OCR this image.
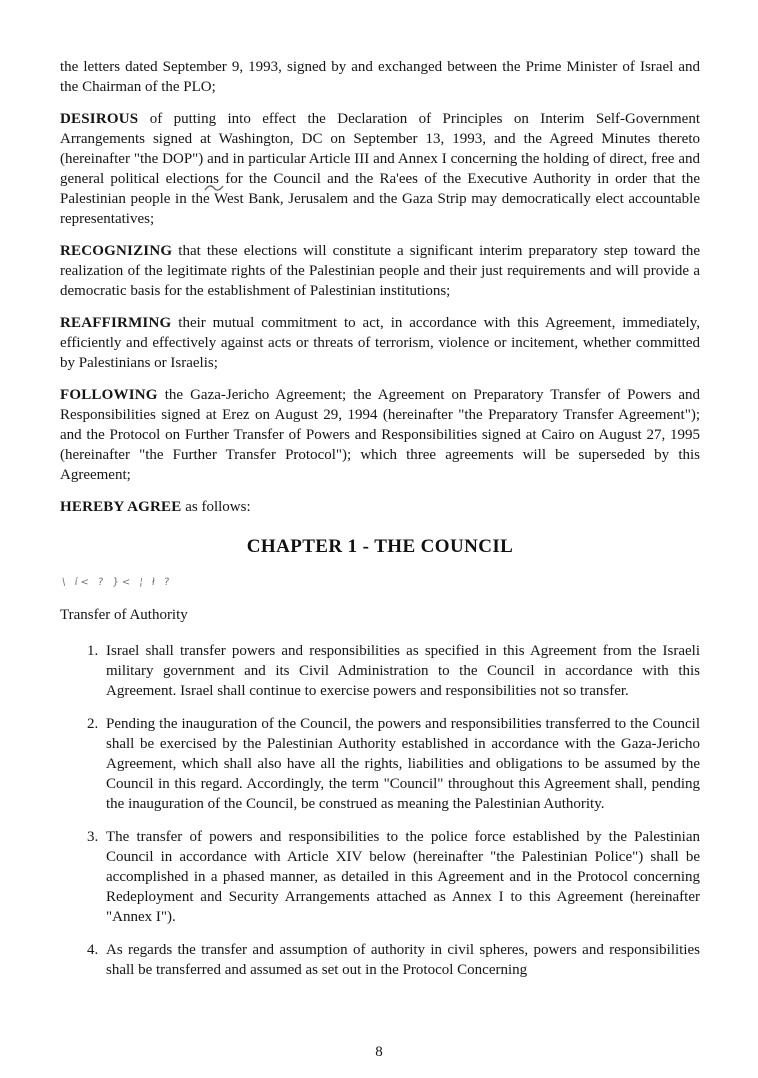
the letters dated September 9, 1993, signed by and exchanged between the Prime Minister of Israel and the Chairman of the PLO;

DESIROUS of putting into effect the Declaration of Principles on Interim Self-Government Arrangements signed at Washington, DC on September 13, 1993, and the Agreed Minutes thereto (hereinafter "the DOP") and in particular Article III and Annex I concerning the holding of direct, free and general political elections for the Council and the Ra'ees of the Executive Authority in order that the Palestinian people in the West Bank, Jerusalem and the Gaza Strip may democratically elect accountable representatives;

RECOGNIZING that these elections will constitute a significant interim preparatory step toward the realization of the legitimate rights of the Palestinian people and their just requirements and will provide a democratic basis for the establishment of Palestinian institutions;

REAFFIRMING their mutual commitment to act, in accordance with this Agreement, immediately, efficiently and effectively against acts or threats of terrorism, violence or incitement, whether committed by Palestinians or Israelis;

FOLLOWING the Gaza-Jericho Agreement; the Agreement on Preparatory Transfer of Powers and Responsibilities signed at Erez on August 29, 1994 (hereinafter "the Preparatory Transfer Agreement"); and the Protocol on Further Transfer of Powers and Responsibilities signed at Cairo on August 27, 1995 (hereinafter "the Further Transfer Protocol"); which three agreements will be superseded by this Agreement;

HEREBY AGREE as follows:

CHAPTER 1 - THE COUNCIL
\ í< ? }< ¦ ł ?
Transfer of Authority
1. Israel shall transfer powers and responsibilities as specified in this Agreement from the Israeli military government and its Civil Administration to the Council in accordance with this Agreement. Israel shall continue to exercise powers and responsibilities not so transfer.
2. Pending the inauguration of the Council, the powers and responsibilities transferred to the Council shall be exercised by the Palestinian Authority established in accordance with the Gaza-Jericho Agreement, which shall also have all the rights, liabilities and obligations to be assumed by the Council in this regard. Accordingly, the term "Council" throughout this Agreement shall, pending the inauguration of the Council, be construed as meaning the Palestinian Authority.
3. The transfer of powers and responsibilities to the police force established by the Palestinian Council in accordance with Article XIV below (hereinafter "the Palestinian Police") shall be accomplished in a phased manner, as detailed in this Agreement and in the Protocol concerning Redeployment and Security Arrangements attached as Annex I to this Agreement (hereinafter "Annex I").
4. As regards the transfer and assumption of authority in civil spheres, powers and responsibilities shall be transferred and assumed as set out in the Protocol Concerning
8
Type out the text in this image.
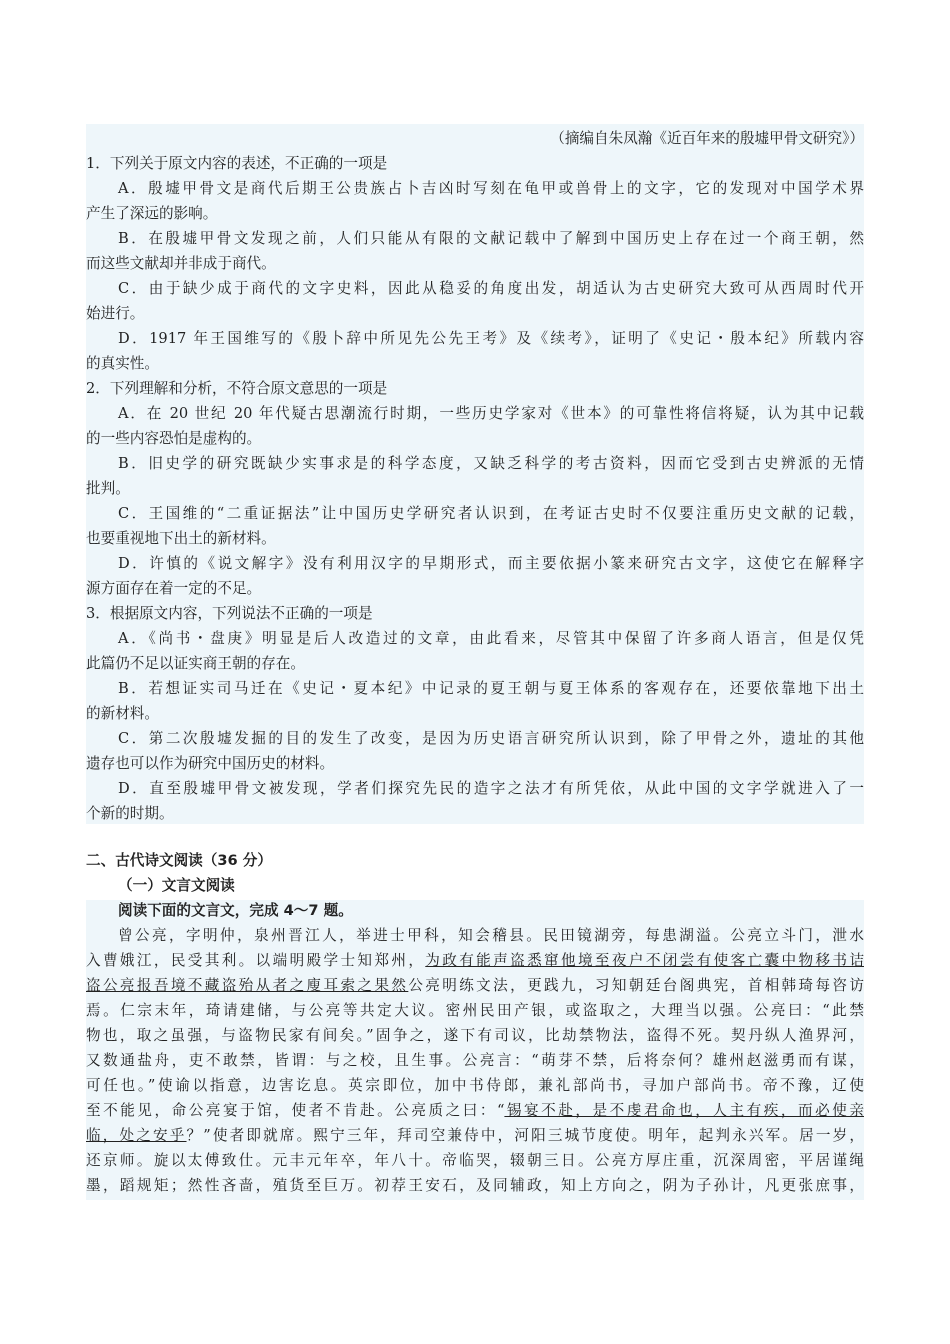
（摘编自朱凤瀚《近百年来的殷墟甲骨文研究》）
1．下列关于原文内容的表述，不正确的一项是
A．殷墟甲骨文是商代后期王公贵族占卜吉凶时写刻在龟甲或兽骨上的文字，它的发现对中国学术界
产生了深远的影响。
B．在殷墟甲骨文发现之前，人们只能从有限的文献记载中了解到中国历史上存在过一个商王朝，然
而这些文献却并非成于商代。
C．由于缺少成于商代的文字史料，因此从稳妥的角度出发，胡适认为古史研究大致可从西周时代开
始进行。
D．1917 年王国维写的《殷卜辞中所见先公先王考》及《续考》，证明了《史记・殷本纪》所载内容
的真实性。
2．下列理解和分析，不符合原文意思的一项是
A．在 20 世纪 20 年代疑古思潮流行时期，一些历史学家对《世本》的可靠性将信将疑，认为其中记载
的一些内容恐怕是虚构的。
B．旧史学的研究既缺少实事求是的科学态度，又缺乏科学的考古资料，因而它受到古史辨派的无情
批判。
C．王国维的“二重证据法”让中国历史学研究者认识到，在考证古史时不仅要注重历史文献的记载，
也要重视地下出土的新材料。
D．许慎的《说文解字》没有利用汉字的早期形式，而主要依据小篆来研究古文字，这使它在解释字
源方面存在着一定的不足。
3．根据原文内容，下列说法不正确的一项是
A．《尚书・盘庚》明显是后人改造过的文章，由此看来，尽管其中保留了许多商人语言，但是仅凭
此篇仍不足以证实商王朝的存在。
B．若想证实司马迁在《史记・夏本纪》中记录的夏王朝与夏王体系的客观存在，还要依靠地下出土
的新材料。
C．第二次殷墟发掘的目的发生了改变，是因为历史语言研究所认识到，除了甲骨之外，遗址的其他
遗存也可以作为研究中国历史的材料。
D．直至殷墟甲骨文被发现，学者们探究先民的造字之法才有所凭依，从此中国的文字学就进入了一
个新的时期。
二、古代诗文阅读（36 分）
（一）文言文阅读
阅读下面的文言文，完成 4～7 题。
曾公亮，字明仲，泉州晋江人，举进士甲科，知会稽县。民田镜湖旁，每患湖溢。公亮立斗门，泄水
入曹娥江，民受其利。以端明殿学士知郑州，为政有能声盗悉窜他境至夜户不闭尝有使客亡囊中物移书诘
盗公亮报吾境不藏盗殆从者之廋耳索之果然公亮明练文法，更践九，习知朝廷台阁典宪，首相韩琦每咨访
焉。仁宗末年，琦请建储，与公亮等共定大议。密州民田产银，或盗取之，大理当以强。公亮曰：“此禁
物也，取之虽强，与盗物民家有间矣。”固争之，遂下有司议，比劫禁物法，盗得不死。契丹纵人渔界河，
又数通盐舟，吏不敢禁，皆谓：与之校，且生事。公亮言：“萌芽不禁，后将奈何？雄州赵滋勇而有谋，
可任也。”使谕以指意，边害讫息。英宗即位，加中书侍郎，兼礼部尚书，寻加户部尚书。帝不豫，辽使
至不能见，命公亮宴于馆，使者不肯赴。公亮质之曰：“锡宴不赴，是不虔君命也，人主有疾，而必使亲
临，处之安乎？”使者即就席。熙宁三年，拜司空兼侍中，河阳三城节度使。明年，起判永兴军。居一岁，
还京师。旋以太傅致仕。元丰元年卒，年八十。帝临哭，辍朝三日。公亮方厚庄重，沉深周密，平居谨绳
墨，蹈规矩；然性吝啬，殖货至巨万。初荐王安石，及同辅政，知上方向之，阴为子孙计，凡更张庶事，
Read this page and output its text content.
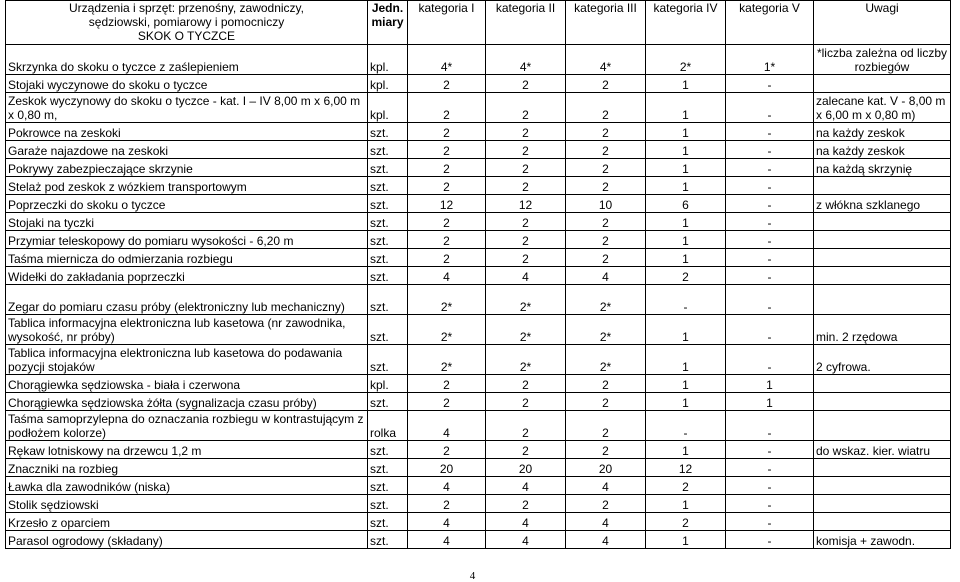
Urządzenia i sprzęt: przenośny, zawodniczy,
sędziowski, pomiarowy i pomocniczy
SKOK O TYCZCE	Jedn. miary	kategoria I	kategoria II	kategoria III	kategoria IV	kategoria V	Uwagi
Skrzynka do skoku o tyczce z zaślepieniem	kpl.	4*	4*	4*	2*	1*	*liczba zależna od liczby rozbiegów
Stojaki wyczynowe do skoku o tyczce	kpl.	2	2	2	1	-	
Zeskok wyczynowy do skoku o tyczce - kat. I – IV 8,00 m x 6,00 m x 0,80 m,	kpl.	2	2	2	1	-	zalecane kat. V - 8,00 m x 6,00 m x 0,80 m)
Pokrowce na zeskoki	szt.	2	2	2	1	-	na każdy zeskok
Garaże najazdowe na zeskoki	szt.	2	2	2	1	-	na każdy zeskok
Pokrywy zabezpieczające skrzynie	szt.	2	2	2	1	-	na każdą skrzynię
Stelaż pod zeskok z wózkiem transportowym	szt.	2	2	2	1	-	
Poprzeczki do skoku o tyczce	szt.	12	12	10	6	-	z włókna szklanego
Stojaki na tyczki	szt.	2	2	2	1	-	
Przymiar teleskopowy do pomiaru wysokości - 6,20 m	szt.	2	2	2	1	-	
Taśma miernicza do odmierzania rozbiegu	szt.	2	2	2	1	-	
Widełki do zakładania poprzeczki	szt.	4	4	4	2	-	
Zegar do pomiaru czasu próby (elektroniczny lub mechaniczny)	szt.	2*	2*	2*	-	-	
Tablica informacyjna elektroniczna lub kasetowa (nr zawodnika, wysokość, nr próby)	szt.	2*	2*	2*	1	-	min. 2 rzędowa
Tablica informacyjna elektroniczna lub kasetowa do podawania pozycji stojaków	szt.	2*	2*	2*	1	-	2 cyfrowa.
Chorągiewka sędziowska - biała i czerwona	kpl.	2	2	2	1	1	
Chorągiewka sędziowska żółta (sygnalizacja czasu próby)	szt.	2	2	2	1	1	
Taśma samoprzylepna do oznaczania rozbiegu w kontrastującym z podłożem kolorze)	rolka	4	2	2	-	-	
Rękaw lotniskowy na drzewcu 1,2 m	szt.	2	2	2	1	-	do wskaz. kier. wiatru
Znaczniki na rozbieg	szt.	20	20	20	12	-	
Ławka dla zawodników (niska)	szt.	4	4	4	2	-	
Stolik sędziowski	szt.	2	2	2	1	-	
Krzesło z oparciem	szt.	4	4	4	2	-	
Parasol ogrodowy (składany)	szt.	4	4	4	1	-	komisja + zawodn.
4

# PROBLEM DESCRIPTION
Show, from the material above, each line that includes the string "rozbiegu".

# EXERCISE OUTPUT
Taśma miernicza do odmierzania rozbiegu	szt.	2	2	2	1	-	
Taśma samoprzylepna do oznaczania rozbiegu w kontrastującym z podłożem kolorze)	rolka	4	2	2	-	-	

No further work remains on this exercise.